>> begin

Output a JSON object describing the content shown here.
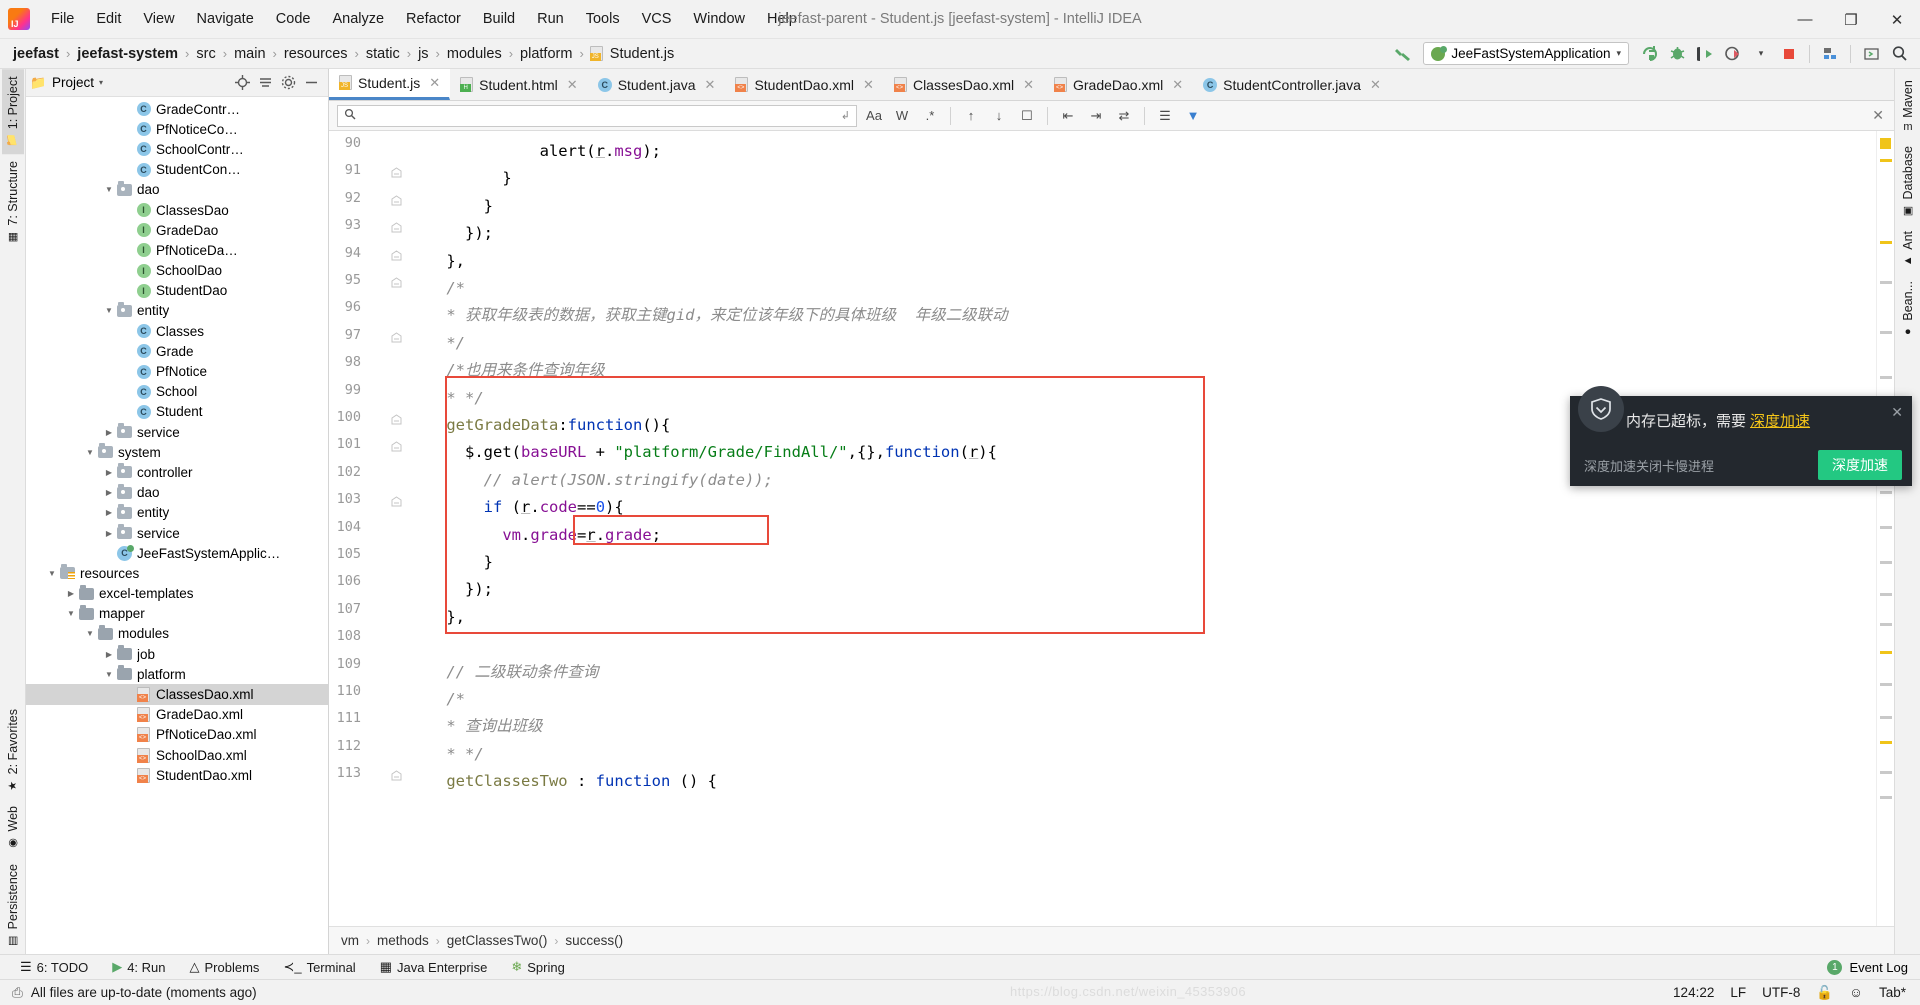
{
  "window": {
    "title": "jeefast-parent - Student.js [jeefast-system] - IntelliJ IDEA",
    "minimize": "—",
    "maximize": "❐",
    "close": "✕"
  },
  "menubar": {
    "items": [
      "File",
      "Edit",
      "View",
      "Navigate",
      "Code",
      "Analyze",
      "Refactor",
      "Build",
      "Run",
      "Tools",
      "VCS",
      "Window",
      "Help"
    ]
  },
  "breadcrumb": {
    "items": [
      "jeefast",
      "jeefast-system",
      "src",
      "main",
      "resources",
      "static",
      "js",
      "modules",
      "platform",
      "Student.js"
    ],
    "separator": "›"
  },
  "toolbar": {
    "run_config": "JeeFastSystemApplication",
    "dropdown_caret": "▾",
    "icons": [
      "rerun-icon",
      "debug-icon",
      "run-with-coverage-icon",
      "profiler-icon",
      "stop-icon",
      "project-structure-icon",
      "terminal-icon",
      "search-everywhere-icon"
    ],
    "hammer_icon": "build-icon"
  },
  "tool_windows_left": [
    {
      "label": "1: Project",
      "icon": "project-icon",
      "active": true
    },
    {
      "label": "7: Structure",
      "icon": "structure-icon",
      "active": false
    },
    {
      "label": "2: Favorites",
      "icon": "star-icon",
      "active": false
    },
    {
      "label": "Web",
      "icon": "web-icon",
      "active": false
    },
    {
      "label": "Persistence",
      "icon": "persistence-icon",
      "active": false
    }
  ],
  "tool_windows_right": [
    {
      "label": "Maven",
      "icon": "maven-icon"
    },
    {
      "label": "Database",
      "icon": "database-icon"
    },
    {
      "label": "Ant",
      "icon": "ant-icon"
    },
    {
      "label": "Bean...",
      "icon": "bean-icon"
    }
  ],
  "project_panel": {
    "title": "Project",
    "caret": "▾",
    "header_icons": [
      "locate-icon",
      "collapse-all-icon",
      "settings-icon",
      "hide-icon"
    ],
    "tree": [
      {
        "indent": 5,
        "arrow": "",
        "icon": "class-icon",
        "label": "GradeContr…",
        "selected": false
      },
      {
        "indent": 5,
        "arrow": "",
        "icon": "class-icon",
        "label": "PfNoticeCo…",
        "selected": false
      },
      {
        "indent": 5,
        "arrow": "",
        "icon": "class-icon",
        "label": "SchoolContr…",
        "selected": false
      },
      {
        "indent": 5,
        "arrow": "",
        "icon": "class-icon",
        "label": "StudentCon…",
        "selected": false
      },
      {
        "indent": 4,
        "arrow": "▼",
        "icon": "folder-icon",
        "label": "dao",
        "selected": false
      },
      {
        "indent": 5,
        "arrow": "",
        "icon": "interface-icon",
        "label": "ClassesDao",
        "selected": false
      },
      {
        "indent": 5,
        "arrow": "",
        "icon": "interface-icon",
        "label": "GradeDao",
        "selected": false
      },
      {
        "indent": 5,
        "arrow": "",
        "icon": "interface-icon",
        "label": "PfNoticeDa…",
        "selected": false
      },
      {
        "indent": 5,
        "arrow": "",
        "icon": "interface-icon",
        "label": "SchoolDao",
        "selected": false
      },
      {
        "indent": 5,
        "arrow": "",
        "icon": "interface-icon",
        "label": "StudentDao",
        "selected": false
      },
      {
        "indent": 4,
        "arrow": "▼",
        "icon": "folder-icon",
        "label": "entity",
        "selected": false
      },
      {
        "indent": 5,
        "arrow": "",
        "icon": "class-icon",
        "label": "Classes",
        "selected": false
      },
      {
        "indent": 5,
        "arrow": "",
        "icon": "class-icon",
        "label": "Grade",
        "selected": false
      },
      {
        "indent": 5,
        "arrow": "",
        "icon": "class-icon",
        "label": "PfNotice",
        "selected": false
      },
      {
        "indent": 5,
        "arrow": "",
        "icon": "class-icon",
        "label": "School",
        "selected": false
      },
      {
        "indent": 5,
        "arrow": "",
        "icon": "class-icon",
        "label": "Student",
        "selected": false
      },
      {
        "indent": 4,
        "arrow": "▶",
        "icon": "folder-icon",
        "label": "service",
        "selected": false
      },
      {
        "indent": 3,
        "arrow": "▼",
        "icon": "folder-icon",
        "label": "system",
        "selected": false
      },
      {
        "indent": 4,
        "arrow": "▶",
        "icon": "folder-icon",
        "label": "controller",
        "selected": false
      },
      {
        "indent": 4,
        "arrow": "▶",
        "icon": "folder-icon",
        "label": "dao",
        "selected": false
      },
      {
        "indent": 4,
        "arrow": "▶",
        "icon": "folder-icon",
        "label": "entity",
        "selected": false
      },
      {
        "indent": 4,
        "arrow": "▶",
        "icon": "folder-icon",
        "label": "service",
        "selected": false
      },
      {
        "indent": 4,
        "arrow": "",
        "icon": "spring-class-icon",
        "label": "JeeFastSystemApplic…",
        "selected": false
      },
      {
        "indent": 1,
        "arrow": "▼",
        "icon": "resources-folder-icon",
        "label": "resources",
        "selected": false
      },
      {
        "indent": 2,
        "arrow": "▶",
        "icon": "folder-plain-icon",
        "label": "excel-templates",
        "selected": false
      },
      {
        "indent": 2,
        "arrow": "▼",
        "icon": "folder-plain-icon",
        "label": "mapper",
        "selected": false
      },
      {
        "indent": 3,
        "arrow": "▼",
        "icon": "folder-plain-icon",
        "label": "modules",
        "selected": false
      },
      {
        "indent": 4,
        "arrow": "▶",
        "icon": "folder-plain-icon",
        "label": "job",
        "selected": false
      },
      {
        "indent": 4,
        "arrow": "▼",
        "icon": "folder-plain-icon",
        "label": "platform",
        "selected": false
      },
      {
        "indent": 5,
        "arrow": "",
        "icon": "xml-icon",
        "label": "ClassesDao.xml",
        "selected": true
      },
      {
        "indent": 5,
        "arrow": "",
        "icon": "xml-icon",
        "label": "GradeDao.xml",
        "selected": false
      },
      {
        "indent": 5,
        "arrow": "",
        "icon": "xml-icon",
        "label": "PfNoticeDao.xml",
        "selected": false
      },
      {
        "indent": 5,
        "arrow": "",
        "icon": "xml-icon",
        "label": "SchoolDao.xml",
        "selected": false
      },
      {
        "indent": 5,
        "arrow": "",
        "icon": "xml-icon",
        "label": "StudentDao.xml",
        "selected": false
      }
    ]
  },
  "editor_tabs": [
    {
      "label": "Student.js",
      "icon": "js-file-icon",
      "active": true
    },
    {
      "label": "Student.html",
      "icon": "html-file-icon",
      "active": false
    },
    {
      "label": "Student.java",
      "icon": "java-class-icon",
      "active": false
    },
    {
      "label": "StudentDao.xml",
      "icon": "xml-file-icon",
      "active": false
    },
    {
      "label": "ClassesDao.xml",
      "icon": "xml-file-icon",
      "active": false
    },
    {
      "label": "GradeDao.xml",
      "icon": "xml-file-icon",
      "active": false
    },
    {
      "label": "StudentController.java",
      "icon": "java-class-icon",
      "active": false
    }
  ],
  "find_bar": {
    "placeholder": "",
    "value": "",
    "match_case": "Aa",
    "words": "W",
    "regex": ".*",
    "icons": [
      "prev-occurrence-icon",
      "next-occurrence-icon",
      "select-all-icon",
      "expand-icon",
      "collapse-icon",
      "expand-all-icon",
      "filter-settings-icon",
      "filter-icon"
    ],
    "close": "✕"
  },
  "code": {
    "first_line_number": 90,
    "lines": [
      {
        "n": 90,
        "fold": false,
        "indent": 14,
        "tokens": [
          {
            "t": "alert(",
            "c": "cmt"
          },
          {
            "t": "r",
            "c": "cmt"
          },
          {
            "t": ".msg);",
            "c": "cmt"
          }
        ],
        "raw": "              alert(r.msg);"
      },
      {
        "n": 91,
        "fold": true,
        "indent": 10,
        "raw": "          }"
      },
      {
        "n": 92,
        "fold": true,
        "indent": 8,
        "raw": "        }"
      },
      {
        "n": 93,
        "fold": true,
        "indent": 6,
        "raw": "      });"
      },
      {
        "n": 94,
        "fold": true,
        "indent": 4,
        "raw": "    },"
      },
      {
        "n": 95,
        "fold": true,
        "indent": 4,
        "raw": "    /*"
      },
      {
        "n": 96,
        "fold": false,
        "indent": 4,
        "raw": "    * 获取年级表的数据，获取主键gid，来定位该年级下的具体班级  年级二级联动"
      },
      {
        "n": 97,
        "fold": true,
        "indent": 4,
        "raw": "    */"
      },
      {
        "n": 98,
        "fold": false,
        "indent": 4,
        "raw": "    /*也用来条件查询年级"
      },
      {
        "n": 99,
        "fold": false,
        "indent": 4,
        "raw": "    * */"
      },
      {
        "n": 100,
        "fold": true,
        "indent": 4,
        "raw": "    getGradeData:function(){"
      },
      {
        "n": 101,
        "fold": true,
        "indent": 6,
        "raw": "      $.get(baseURL + \"platform/Grade/FindAll/\",{},function(r){"
      },
      {
        "n": 102,
        "fold": false,
        "indent": 8,
        "raw": "        // alert(JSON.stringify(date));"
      },
      {
        "n": 103,
        "fold": true,
        "indent": 8,
        "raw": "        if (r.code==0){"
      },
      {
        "n": 104,
        "fold": false,
        "indent": 10,
        "raw": "          vm.grade=r.grade;"
      },
      {
        "n": 105,
        "fold": false,
        "indent": 8,
        "raw": "        }"
      },
      {
        "n": 106,
        "fold": false,
        "indent": 6,
        "raw": "      });"
      },
      {
        "n": 107,
        "fold": false,
        "indent": 4,
        "raw": "    },"
      },
      {
        "n": 108,
        "fold": false,
        "indent": 4,
        "raw": ""
      },
      {
        "n": 109,
        "fold": false,
        "indent": 4,
        "raw": "    // 二级联动条件查询"
      },
      {
        "n": 110,
        "fold": false,
        "indent": 4,
        "raw": "    /*"
      },
      {
        "n": 111,
        "fold": false,
        "indent": 4,
        "raw": "    * 查询出班级"
      },
      {
        "n": 112,
        "fold": false,
        "indent": 4,
        "raw": "    * */"
      },
      {
        "n": 113,
        "fold": true,
        "indent": 4,
        "raw": "    getClassesTwo : function () {"
      }
    ],
    "highlight_box_outer": "getGradeData function block",
    "highlight_box_inner": "vm.grade=r.grade;"
  },
  "structure_breadcrumb": {
    "items": [
      "vm",
      "methods",
      "getClassesTwo()",
      "success()"
    ],
    "separator": "›"
  },
  "bottom_tools": [
    {
      "label": "6: TODO",
      "icon": "todo-icon"
    },
    {
      "label": "4: Run",
      "icon": "run-icon"
    },
    {
      "label": "Problems",
      "icon": "problems-icon"
    },
    {
      "label": "Terminal",
      "icon": "terminal-icon"
    },
    {
      "label": "Java Enterprise",
      "icon": "java-enterprise-icon"
    },
    {
      "label": "Spring",
      "icon": "spring-leaf-icon"
    }
  ],
  "event_log": {
    "label": "Event Log",
    "count": "1"
  },
  "status_bar": {
    "message": "All files are up-to-date (moments ago)",
    "caret_position": "124:22",
    "line_separator": "LF",
    "encoding": "UTF-8",
    "lock_icon": "unlocked-icon",
    "inspection_icon": "hector-icon",
    "indent": "Tab*",
    "watermark": "https://blog.csdn.net/weixin_45353906"
  },
  "notification": {
    "title_prefix": "内存已超标，需要",
    "title_accent": "深度加速",
    "subtitle": "深度加速关闭卡慢进程",
    "button": "深度加速",
    "close": "✕",
    "shield_icon": "shield-icon",
    "accent_color": "#f5c518",
    "button_color": "#23c882",
    "background": "#23282e"
  }
}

>> end

■ What the task requires ■
Determine how many lines in the records contain "resources", and reply with the number only.

■ Problem solution ■
3